Given request |
Only a number is wanted: the count of lines in this listing that contain "ゲーム基幹企業".

Records to use |
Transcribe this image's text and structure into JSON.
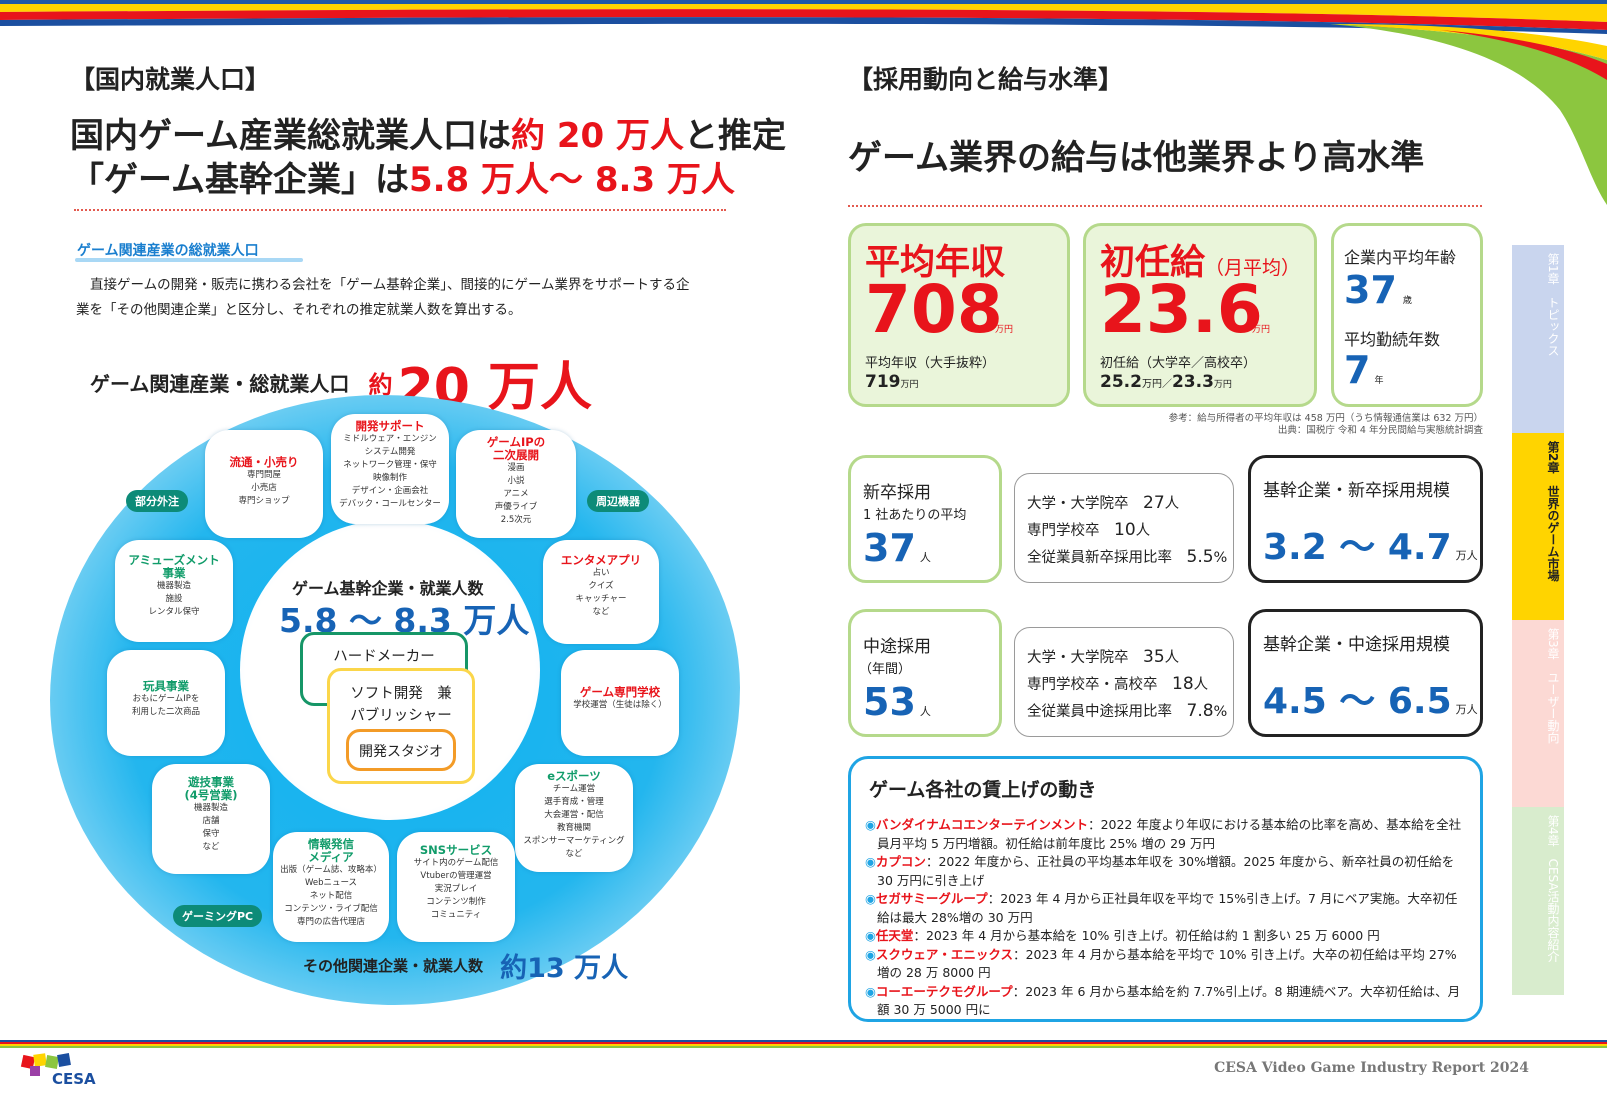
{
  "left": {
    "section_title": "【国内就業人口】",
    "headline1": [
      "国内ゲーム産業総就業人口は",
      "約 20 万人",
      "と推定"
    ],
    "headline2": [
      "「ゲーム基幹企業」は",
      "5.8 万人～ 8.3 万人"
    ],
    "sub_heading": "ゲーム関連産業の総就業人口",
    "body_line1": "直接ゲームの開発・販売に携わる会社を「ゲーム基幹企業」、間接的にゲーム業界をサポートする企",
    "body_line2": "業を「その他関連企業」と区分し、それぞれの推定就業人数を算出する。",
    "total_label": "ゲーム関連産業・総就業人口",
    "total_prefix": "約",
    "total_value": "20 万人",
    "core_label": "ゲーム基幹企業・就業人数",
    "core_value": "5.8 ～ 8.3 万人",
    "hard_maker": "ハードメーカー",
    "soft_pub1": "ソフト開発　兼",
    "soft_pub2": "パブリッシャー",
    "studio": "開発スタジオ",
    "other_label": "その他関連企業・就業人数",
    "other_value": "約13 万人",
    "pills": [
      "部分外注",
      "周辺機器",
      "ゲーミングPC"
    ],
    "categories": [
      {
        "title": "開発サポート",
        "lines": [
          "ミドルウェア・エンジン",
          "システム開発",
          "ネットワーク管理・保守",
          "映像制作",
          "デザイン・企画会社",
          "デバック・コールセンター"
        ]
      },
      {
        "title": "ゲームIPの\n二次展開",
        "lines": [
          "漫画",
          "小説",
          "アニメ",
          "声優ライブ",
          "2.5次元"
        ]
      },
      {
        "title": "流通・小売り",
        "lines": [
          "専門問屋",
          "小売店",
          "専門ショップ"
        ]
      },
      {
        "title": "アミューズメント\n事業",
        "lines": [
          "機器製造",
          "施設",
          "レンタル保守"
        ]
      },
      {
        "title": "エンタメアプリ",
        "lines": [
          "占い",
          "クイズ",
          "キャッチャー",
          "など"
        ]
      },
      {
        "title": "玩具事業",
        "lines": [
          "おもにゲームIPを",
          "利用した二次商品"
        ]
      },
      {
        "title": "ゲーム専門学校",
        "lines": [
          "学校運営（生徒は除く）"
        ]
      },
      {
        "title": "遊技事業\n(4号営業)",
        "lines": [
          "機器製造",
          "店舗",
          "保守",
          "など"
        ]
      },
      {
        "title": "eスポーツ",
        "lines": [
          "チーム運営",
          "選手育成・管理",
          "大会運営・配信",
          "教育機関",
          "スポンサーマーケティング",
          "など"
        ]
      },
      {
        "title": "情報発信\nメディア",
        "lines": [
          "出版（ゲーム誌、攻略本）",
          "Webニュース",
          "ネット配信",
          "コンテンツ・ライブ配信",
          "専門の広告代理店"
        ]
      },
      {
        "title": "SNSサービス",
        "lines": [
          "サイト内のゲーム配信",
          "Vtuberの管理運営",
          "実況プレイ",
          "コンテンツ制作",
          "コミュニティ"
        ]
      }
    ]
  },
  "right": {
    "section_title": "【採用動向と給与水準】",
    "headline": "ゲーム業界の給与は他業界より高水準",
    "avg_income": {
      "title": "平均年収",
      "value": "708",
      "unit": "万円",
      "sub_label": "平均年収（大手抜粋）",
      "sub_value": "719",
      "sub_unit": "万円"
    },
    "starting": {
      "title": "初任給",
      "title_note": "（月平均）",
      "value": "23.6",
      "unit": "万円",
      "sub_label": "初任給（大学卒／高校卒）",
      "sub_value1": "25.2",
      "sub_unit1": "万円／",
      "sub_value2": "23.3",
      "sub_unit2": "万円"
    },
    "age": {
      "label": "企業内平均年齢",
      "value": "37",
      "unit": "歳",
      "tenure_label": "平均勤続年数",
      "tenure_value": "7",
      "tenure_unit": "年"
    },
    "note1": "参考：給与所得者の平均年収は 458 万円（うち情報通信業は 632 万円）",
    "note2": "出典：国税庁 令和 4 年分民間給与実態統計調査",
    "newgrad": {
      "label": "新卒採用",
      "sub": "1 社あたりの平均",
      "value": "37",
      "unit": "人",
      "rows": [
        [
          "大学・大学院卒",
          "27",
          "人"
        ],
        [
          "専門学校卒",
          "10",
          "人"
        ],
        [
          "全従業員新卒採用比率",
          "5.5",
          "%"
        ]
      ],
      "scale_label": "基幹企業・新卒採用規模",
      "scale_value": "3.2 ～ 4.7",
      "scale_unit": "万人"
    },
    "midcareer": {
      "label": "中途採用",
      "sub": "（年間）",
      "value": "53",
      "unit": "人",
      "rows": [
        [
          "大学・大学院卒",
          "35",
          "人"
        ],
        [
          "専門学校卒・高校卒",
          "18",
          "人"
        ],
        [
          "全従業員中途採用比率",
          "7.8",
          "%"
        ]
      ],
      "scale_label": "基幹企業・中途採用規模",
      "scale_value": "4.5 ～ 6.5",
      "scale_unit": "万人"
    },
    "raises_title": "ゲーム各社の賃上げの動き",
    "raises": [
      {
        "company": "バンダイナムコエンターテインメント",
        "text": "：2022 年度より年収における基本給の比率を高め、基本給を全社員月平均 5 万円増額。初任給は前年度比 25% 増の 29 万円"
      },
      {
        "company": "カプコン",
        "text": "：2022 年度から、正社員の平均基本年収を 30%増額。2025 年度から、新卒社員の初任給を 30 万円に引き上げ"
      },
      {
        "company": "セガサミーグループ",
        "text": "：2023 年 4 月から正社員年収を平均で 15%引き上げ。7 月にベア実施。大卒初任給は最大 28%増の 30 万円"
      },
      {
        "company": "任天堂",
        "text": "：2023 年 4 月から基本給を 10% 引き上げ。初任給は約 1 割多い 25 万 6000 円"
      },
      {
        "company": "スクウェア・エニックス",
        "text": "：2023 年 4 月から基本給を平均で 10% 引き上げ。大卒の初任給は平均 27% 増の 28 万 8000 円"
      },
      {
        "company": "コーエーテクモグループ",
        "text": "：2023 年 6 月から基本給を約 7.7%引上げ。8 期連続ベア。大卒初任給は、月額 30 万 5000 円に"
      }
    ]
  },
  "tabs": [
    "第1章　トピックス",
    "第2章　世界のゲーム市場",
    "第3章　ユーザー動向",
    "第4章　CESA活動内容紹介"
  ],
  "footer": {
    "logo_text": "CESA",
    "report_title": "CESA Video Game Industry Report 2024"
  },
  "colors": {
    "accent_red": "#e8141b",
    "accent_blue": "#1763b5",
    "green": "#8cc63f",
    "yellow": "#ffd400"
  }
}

Exercise result |
3